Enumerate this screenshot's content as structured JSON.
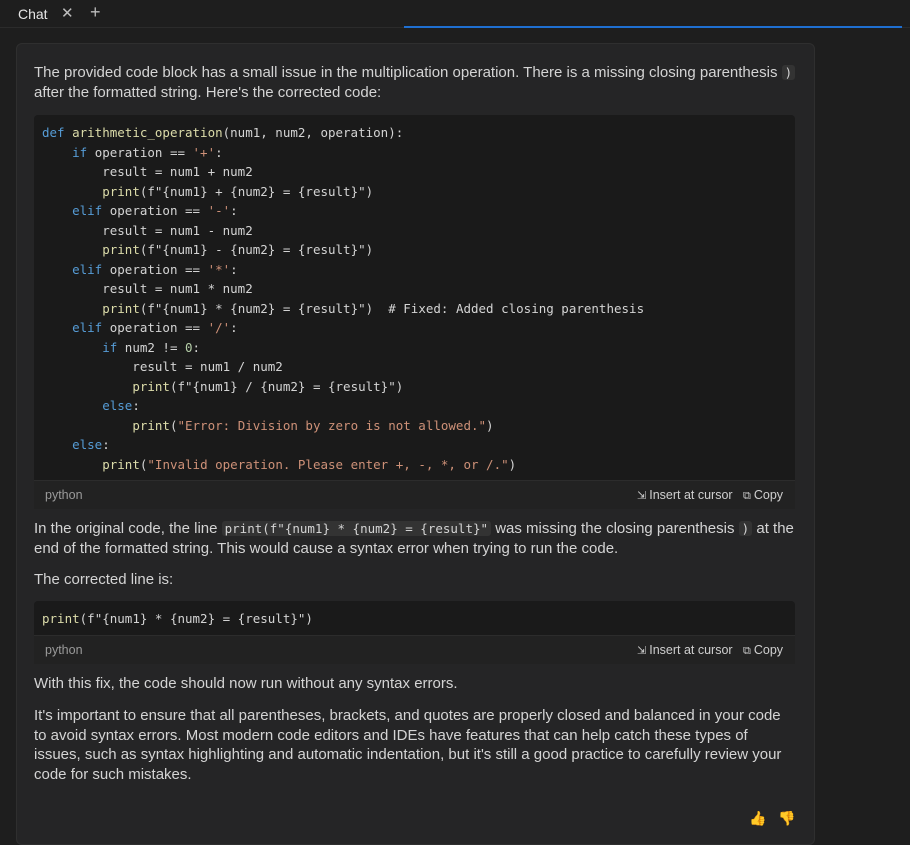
{
  "tabbar": {
    "title": "Chat",
    "close_glyph": "✕",
    "add_glyph": "+"
  },
  "message": {
    "intro_before": "The provided code block has a small issue in the multiplication operation. There is a missing closing parenthesis ",
    "intro_code": ")",
    "intro_after": " after the formatted string. Here's the corrected code:",
    "code_block_1": {
      "language": "python",
      "lines": [
        [
          [
            "kw",
            "def "
          ],
          [
            "fn",
            "arithmetic_operation"
          ],
          [
            "",
            "(num1, num2, operation):"
          ]
        ],
        [
          [
            "",
            "    "
          ],
          [
            "kw",
            "if"
          ],
          [
            "",
            " operation == "
          ],
          [
            "str",
            "'+'"
          ],
          [
            "",
            ":"
          ]
        ],
        [
          [
            "",
            "        result = num1 + num2"
          ]
        ],
        [
          [
            "",
            "        "
          ],
          [
            "fn",
            "print"
          ],
          [
            "",
            "(f\"{num1} + {num2} = {result}\")"
          ]
        ],
        [
          [
            "",
            "    "
          ],
          [
            "kw",
            "elif"
          ],
          [
            "",
            " operation == "
          ],
          [
            "str",
            "'-'"
          ],
          [
            "",
            ":"
          ]
        ],
        [
          [
            "",
            "        result = num1 - num2"
          ]
        ],
        [
          [
            "",
            "        "
          ],
          [
            "fn",
            "print"
          ],
          [
            "",
            "(f\"{num1} - {num2} = {result}\")"
          ]
        ],
        [
          [
            "",
            "    "
          ],
          [
            "kw",
            "elif"
          ],
          [
            "",
            " operation == "
          ],
          [
            "str",
            "'*'"
          ],
          [
            "",
            ":"
          ]
        ],
        [
          [
            "",
            "        result = num1 * num2"
          ]
        ],
        [
          [
            "",
            "        "
          ],
          [
            "fn",
            "print"
          ],
          [
            "",
            "(f\"{num1} * {num2} = {result}\")  "
          ],
          [
            "cm",
            "# Fixed: Added closing parenthesis"
          ]
        ],
        [
          [
            "",
            "    "
          ],
          [
            "kw",
            "elif"
          ],
          [
            "",
            " operation == "
          ],
          [
            "str",
            "'/'"
          ],
          [
            "",
            ":"
          ]
        ],
        [
          [
            "",
            "        "
          ],
          [
            "kw",
            "if"
          ],
          [
            "",
            " num2 != "
          ],
          [
            "num",
            "0"
          ],
          [
            "",
            ":"
          ]
        ],
        [
          [
            "",
            "            result = num1 / num2"
          ]
        ],
        [
          [
            "",
            "            "
          ],
          [
            "fn",
            "print"
          ],
          [
            "",
            "(f\"{num1} / {num2} = {result}\")"
          ]
        ],
        [
          [
            "",
            "        "
          ],
          [
            "kw",
            "else"
          ],
          [
            "",
            ":"
          ]
        ],
        [
          [
            "",
            "            "
          ],
          [
            "fn",
            "print"
          ],
          [
            "",
            "("
          ],
          [
            "str",
            "\"Error: Division by zero is not allowed.\""
          ],
          [
            "",
            ")"
          ]
        ],
        [
          [
            "",
            "    "
          ],
          [
            "kw",
            "else"
          ],
          [
            "",
            ":"
          ]
        ],
        [
          [
            "",
            "        "
          ],
          [
            "fn",
            "print"
          ],
          [
            "",
            "("
          ],
          [
            "str",
            "\"Invalid operation. Please enter +, -, *, or /.\""
          ],
          [
            "",
            ")"
          ]
        ]
      ]
    },
    "explain_before": "In the original code, the line ",
    "explain_code": "print(f\"{num1} * {num2} = {result}\"",
    "explain_mid": " was missing the closing parenthesis ",
    "explain_code2": ")",
    "explain_after": " at the end of the formatted string. This would cause a syntax error when trying to run the code.",
    "corrected_label": "The corrected line is:",
    "code_block_2": {
      "language": "python",
      "lines": [
        [
          [
            "fn",
            "print"
          ],
          [
            "",
            "(f\"{num1} * {num2} = {result}\")"
          ]
        ]
      ]
    },
    "fix_note": "With this fix, the code should now run without any syntax errors.",
    "closing": "It's important to ensure that all parentheses, brackets, and quotes are properly closed and balanced in your code to avoid syntax errors. Most modern code editors and IDEs have features that can help catch these types of issues, such as syntax highlighting and automatic indentation, but it's still a good practice to carefully review your code for such mistakes."
  },
  "actions": {
    "insert_label": "Insert at cursor",
    "copy_label": "Copy",
    "insert_icon": "⇲",
    "copy_icon": "⧉"
  },
  "feedback": {
    "thumbs_up": "👍",
    "thumbs_down": "👎"
  }
}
○ ○ ○ ○ ○ ○ ○
** SET PROBLEM **
Print the records above exactly as they stand, but leave out the pictures.

** THE COMPLETED TASK **
Enumerate this screenshot's content as structured JSON.
{
  "tabbar": {
    "title": "Chat",
    "close_glyph": "✕",
    "add_glyph": "+"
  },
  "message": {
    "intro_before": "The provided code block has a small issue in the multiplication operation. There is a missing closing parenthesis ",
    "intro_code": ")",
    "intro_after": " after the formatted string. Here's the corrected code:",
    "code_block_1": {
      "language": "python",
      "lines": [
        [
          [
            "kw",
            "def "
          ],
          [
            "fn",
            "arithmetic_operation"
          ],
          [
            "",
            "(num1, num2, operation):"
          ]
        ],
        [
          [
            "",
            "    "
          ],
          [
            "kw",
            "if"
          ],
          [
            "",
            " operation == "
          ],
          [
            "str",
            "'+'"
          ],
          [
            "",
            ":"
          ]
        ],
        [
          [
            "",
            "        result = num1 + num2"
          ]
        ],
        [
          [
            "",
            "        "
          ],
          [
            "fn",
            "print"
          ],
          [
            "",
            "(f\"{num1} + {num2} = {result}\")"
          ]
        ],
        [
          [
            "",
            "    "
          ],
          [
            "kw",
            "elif"
          ],
          [
            "",
            " operation == "
          ],
          [
            "str",
            "'-'"
          ],
          [
            "",
            ":"
          ]
        ],
        [
          [
            "",
            "        result = num1 - num2"
          ]
        ],
        [
          [
            "",
            "        "
          ],
          [
            "fn",
            "print"
          ],
          [
            "",
            "(f\"{num1} - {num2} = {result}\")"
          ]
        ],
        [
          [
            "",
            "    "
          ],
          [
            "kw",
            "elif"
          ],
          [
            "",
            " operation == "
          ],
          [
            "str",
            "'*'"
          ],
          [
            "",
            ":"
          ]
        ],
        [
          [
            "",
            "        result = num1 * num2"
          ]
        ],
        [
          [
            "",
            "        "
          ],
          [
            "fn",
            "print"
          ],
          [
            "",
            "(f\"{num1} * {num2} = {result}\")  "
          ],
          [
            "cm",
            "# Fixed: Added closing parenthesis"
          ]
        ],
        [
          [
            "",
            "    "
          ],
          [
            "kw",
            "elif"
          ],
          [
            "",
            " operation == "
          ],
          [
            "str",
            "'/'"
          ],
          [
            "",
            ":"
          ]
        ],
        [
          [
            "",
            "        "
          ],
          [
            "kw",
            "if"
          ],
          [
            "",
            " num2 != "
          ],
          [
            "num",
            "0"
          ],
          [
            "",
            ":"
          ]
        ],
        [
          [
            "",
            "            result = num1 / num2"
          ]
        ],
        [
          [
            "",
            "            "
          ],
          [
            "fn",
            "print"
          ],
          [
            "",
            "(f\"{num1} / {num2} = {result}\")"
          ]
        ],
        [
          [
            "",
            "        "
          ],
          [
            "kw",
            "else"
          ],
          [
            "",
            ":"
          ]
        ],
        [
          [
            "",
            "            "
          ],
          [
            "fn",
            "print"
          ],
          [
            "",
            "("
          ],
          [
            "str",
            "\"Error: Division by zero is not allowed.\""
          ],
          [
            "",
            ")"
          ]
        ],
        [
          [
            "",
            "    "
          ],
          [
            "kw",
            "else"
          ],
          [
            "",
            ":"
          ]
        ],
        [
          [
            "",
            "        "
          ],
          [
            "fn",
            "print"
          ],
          [
            "",
            "("
          ],
          [
            "str",
            "\"Invalid operation. Please enter +, -, *, or /.\""
          ],
          [
            "",
            ")"
          ]
        ]
      ]
    },
    "explain_before": "In the original code, the line ",
    "explain_code": "print(f\"{num1} * {num2} = {result}\"",
    "explain_mid": " was missing the closing parenthesis ",
    "explain_code2": ")",
    "explain_after": " at the end of the formatted string. This would cause a syntax error when trying to run the code.",
    "corrected_label": "The corrected line is:",
    "code_block_2": {
      "language": "python",
      "lines": [
        [
          [
            "fn",
            "print"
          ],
          [
            "",
            "(f\"{num1} * {num2} = {result}\")"
          ]
        ]
      ]
    },
    "fix_note": "With this fix, the code should now run without any syntax errors.",
    "closing": "It's important to ensure that all parentheses, brackets, and quotes are properly closed and balanced in your code to avoid syntax errors. Most modern code editors and IDEs have features that can help catch these types of issues, such as syntax highlighting and automatic indentation, but it's still a good practice to carefully review your code for such mistakes."
  },
  "actions": {
    "insert_label": "Insert at cursor",
    "copy_label": "Copy",
    "insert_icon": "⇲",
    "copy_icon": "⧉"
  },
  "feedback": {
    "thumbs_up": "👍",
    "thumbs_down": "👎"
  }
}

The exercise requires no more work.